──────── Data records ────────

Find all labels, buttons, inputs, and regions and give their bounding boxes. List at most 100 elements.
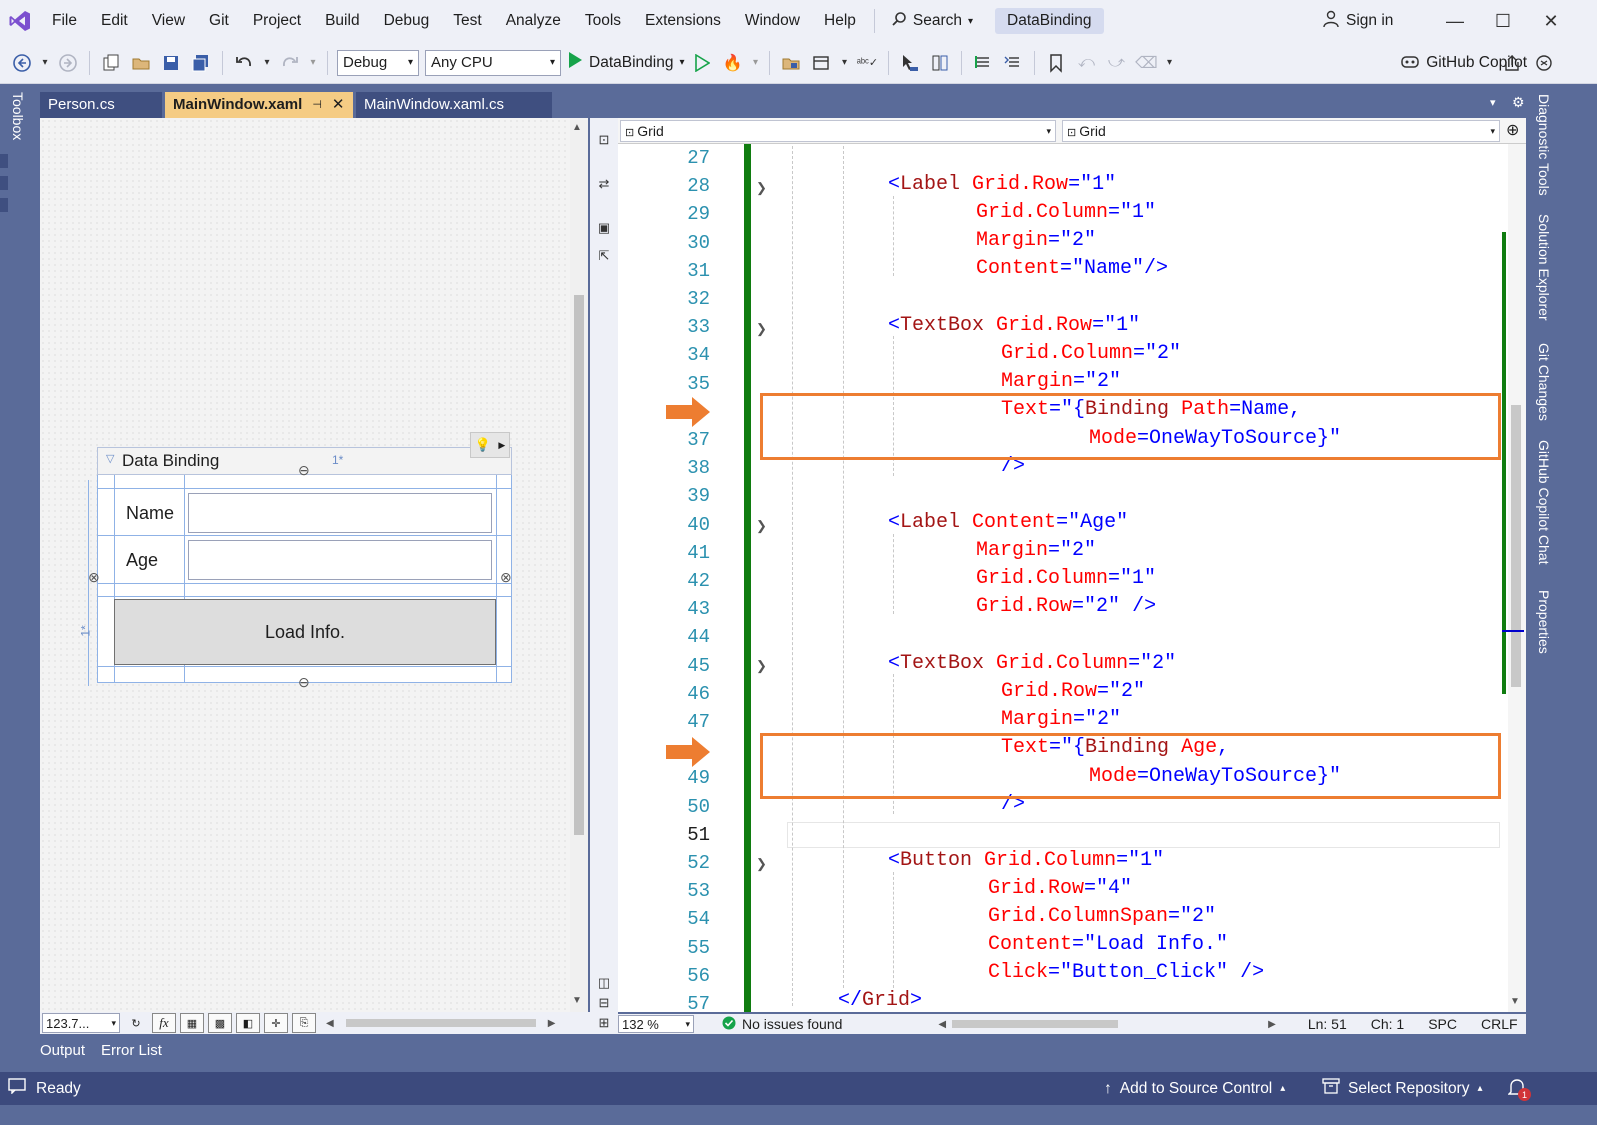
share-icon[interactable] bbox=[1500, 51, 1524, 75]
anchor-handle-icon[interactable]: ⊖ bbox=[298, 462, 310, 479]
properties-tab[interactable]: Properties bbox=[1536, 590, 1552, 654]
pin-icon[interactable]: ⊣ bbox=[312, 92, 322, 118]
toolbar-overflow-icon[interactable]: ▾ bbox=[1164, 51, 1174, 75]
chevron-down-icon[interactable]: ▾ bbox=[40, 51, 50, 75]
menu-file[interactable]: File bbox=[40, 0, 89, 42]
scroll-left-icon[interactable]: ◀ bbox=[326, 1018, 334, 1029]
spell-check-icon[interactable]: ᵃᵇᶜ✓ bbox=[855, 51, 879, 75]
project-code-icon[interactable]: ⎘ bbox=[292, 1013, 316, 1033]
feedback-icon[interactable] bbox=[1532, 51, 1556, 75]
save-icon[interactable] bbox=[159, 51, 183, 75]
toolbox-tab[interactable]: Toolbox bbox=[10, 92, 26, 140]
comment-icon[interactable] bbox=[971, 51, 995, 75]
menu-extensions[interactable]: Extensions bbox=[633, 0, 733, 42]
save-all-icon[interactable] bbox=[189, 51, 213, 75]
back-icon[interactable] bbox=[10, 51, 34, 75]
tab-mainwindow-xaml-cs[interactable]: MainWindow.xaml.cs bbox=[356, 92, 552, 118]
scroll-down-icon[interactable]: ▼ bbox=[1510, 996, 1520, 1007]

────────

[Short problem] Copy out every one of the lines above word for word, leaving out the picture.

[Full response]
Find all labels, buttons, inputs, and regions and give their bounding boxes. List at most 100 elements.
share-icon[interactable] bbox=[1500, 51, 1524, 75]
anchor-handle-icon[interactable]: ⊖ bbox=[298, 462, 310, 479]
properties-tab[interactable]: Properties bbox=[1536, 590, 1552, 654]
pin-icon[interactable]: ⊣ bbox=[312, 92, 322, 118]
toolbar-overflow-icon[interactable]: ▾ bbox=[1164, 51, 1174, 75]
chevron-down-icon[interactable]: ▾ bbox=[40, 51, 50, 75]
menu-file[interactable]: File bbox=[40, 0, 89, 42]
scroll-left-icon[interactable]: ◀ bbox=[326, 1018, 334, 1029]
spell-check-icon[interactable]: ᵃᵇᶜ✓ bbox=[855, 51, 879, 75]
project-code-icon[interactable]: ⎘ bbox=[292, 1013, 316, 1033]
feedback-icon[interactable] bbox=[1532, 51, 1556, 75]
save-icon[interactable] bbox=[159, 51, 183, 75]
toolbox-tab[interactable]: Toolbox bbox=[10, 92, 26, 140]
comment-icon[interactable] bbox=[971, 51, 995, 75]
menu-extensions[interactable]: Extensions bbox=[633, 0, 733, 42]
save-all-icon[interactable] bbox=[189, 51, 213, 75]
back-icon[interactable] bbox=[10, 51, 34, 75]
tab-mainwindow-xaml-cs[interactable]: MainWindow.xaml.cs bbox=[356, 92, 552, 118]
scroll-down-icon[interactable]: ▼ bbox=[1510, 996, 1520, 1007]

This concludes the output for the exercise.